::: RECORDS FOR THIS EXERCISE

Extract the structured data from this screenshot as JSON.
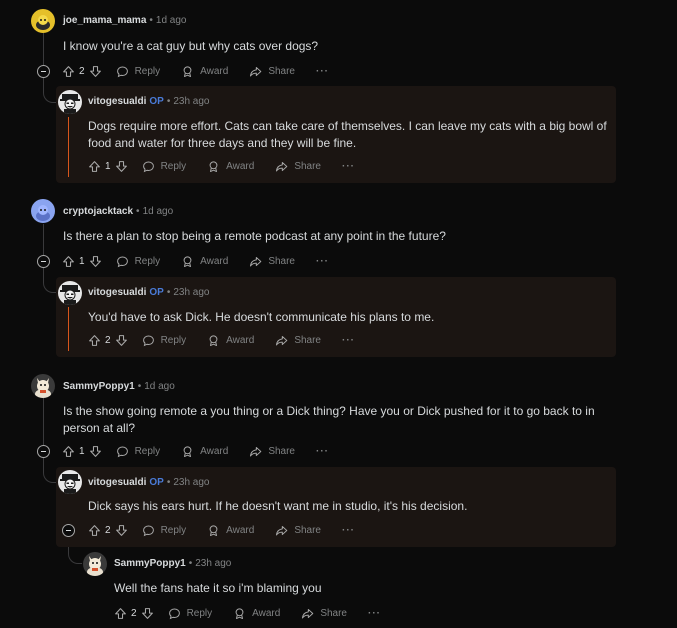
{
  "comments": [
    {
      "username": "joe_mama_mama",
      "time": "1d ago",
      "text": "I know you're a cat guy but why cats over dogs?",
      "score": "2",
      "reply": "Reply",
      "award": "Award",
      "share": "Share",
      "more": "···"
    },
    {
      "username": "vitogesualdi",
      "op": "OP",
      "time": "23h ago",
      "text": "Dogs require more effort. Cats can take care of themselves. I can leave my cats with a big bowl of food and water for three days and they will be fine.",
      "score": "1",
      "reply": "Reply",
      "award": "Award",
      "share": "Share",
      "more": "···"
    },
    {
      "username": "cryptojacktack",
      "time": "1d ago",
      "text": "Is there a plan to stop being a remote podcast at any point in the future?",
      "score": "1",
      "reply": "Reply",
      "award": "Award",
      "share": "Share",
      "more": "···"
    },
    {
      "username": "vitogesualdi",
      "op": "OP",
      "time": "23h ago",
      "text": "You'd have to ask Dick. He doesn't communicate his plans to me.",
      "score": "2",
      "reply": "Reply",
      "award": "Award",
      "share": "Share",
      "more": "···"
    },
    {
      "username": "SammyPoppy1",
      "time": "1d ago",
      "text": "Is the show going remote a you thing or a Dick thing? Have you or Dick pushed for it to go back to in person at all?",
      "score": "1",
      "reply": "Reply",
      "award": "Award",
      "share": "Share",
      "more": "···"
    },
    {
      "username": "vitogesualdi",
      "op": "OP",
      "time": "23h ago",
      "text": "Dick says his ears hurt. If he doesn't want me in studio, it's his decision.",
      "score": "2",
      "reply": "Reply",
      "award": "Award",
      "share": "Share",
      "more": "···"
    },
    {
      "username": "SammyPoppy1",
      "time": "23h ago",
      "text": "Well the fans hate it so i'm blaming you",
      "score": "2",
      "reply": "Reply",
      "award": "Award",
      "share": "Share",
      "more": "···"
    }
  ],
  "colors": {
    "accent_op": "#4a7bd8",
    "thread_highlight": "#d8561c",
    "background": "#0b0b0b",
    "reply_bg": "#1b1512"
  }
}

::::::

INSTRUCTIONS FOR THE TASK
Output every entry exactly as given; pictures are not part of the copy.

RESULT OF THIS EXERCISE
Extract the structured data from this screenshot as JSON.
{
  "comments": [
    {
      "username": "joe_mama_mama",
      "time": "1d ago",
      "text": "I know you're a cat guy but why cats over dogs?",
      "score": "2",
      "reply": "Reply",
      "award": "Award",
      "share": "Share",
      "more": "···"
    },
    {
      "username": "vitogesualdi",
      "op": "OP",
      "time": "23h ago",
      "text": "Dogs require more effort. Cats can take care of themselves. I can leave my cats with a big bowl of food and water for three days and they will be fine.",
      "score": "1",
      "reply": "Reply",
      "award": "Award",
      "share": "Share",
      "more": "···"
    },
    {
      "username": "cryptojacktack",
      "time": "1d ago",
      "text": "Is there a plan to stop being a remote podcast at any point in the future?",
      "score": "1",
      "reply": "Reply",
      "award": "Award",
      "share": "Share",
      "more": "···"
    },
    {
      "username": "vitogesualdi",
      "op": "OP",
      "time": "23h ago",
      "text": "You'd have to ask Dick. He doesn't communicate his plans to me.",
      "score": "2",
      "reply": "Reply",
      "award": "Award",
      "share": "Share",
      "more": "···"
    },
    {
      "username": "SammyPoppy1",
      "time": "1d ago",
      "text": "Is the show going remote a you thing or a Dick thing? Have you or Dick pushed for it to go back to in person at all?",
      "score": "1",
      "reply": "Reply",
      "award": "Award",
      "share": "Share",
      "more": "···"
    },
    {
      "username": "vitogesualdi",
      "op": "OP",
      "time": "23h ago",
      "text": "Dick says his ears hurt. If he doesn't want me in studio, it's his decision.",
      "score": "2",
      "reply": "Reply",
      "award": "Award",
      "share": "Share",
      "more": "···"
    },
    {
      "username": "SammyPoppy1",
      "time": "23h ago",
      "text": "Well the fans hate it so i'm blaming you",
      "score": "2",
      "reply": "Reply",
      "award": "Award",
      "share": "Share",
      "more": "···"
    }
  ],
  "colors": {
    "accent_op": "#4a7bd8",
    "thread_highlight": "#d8561c",
    "background": "#0b0b0b",
    "reply_bg": "#1b1512"
  }
}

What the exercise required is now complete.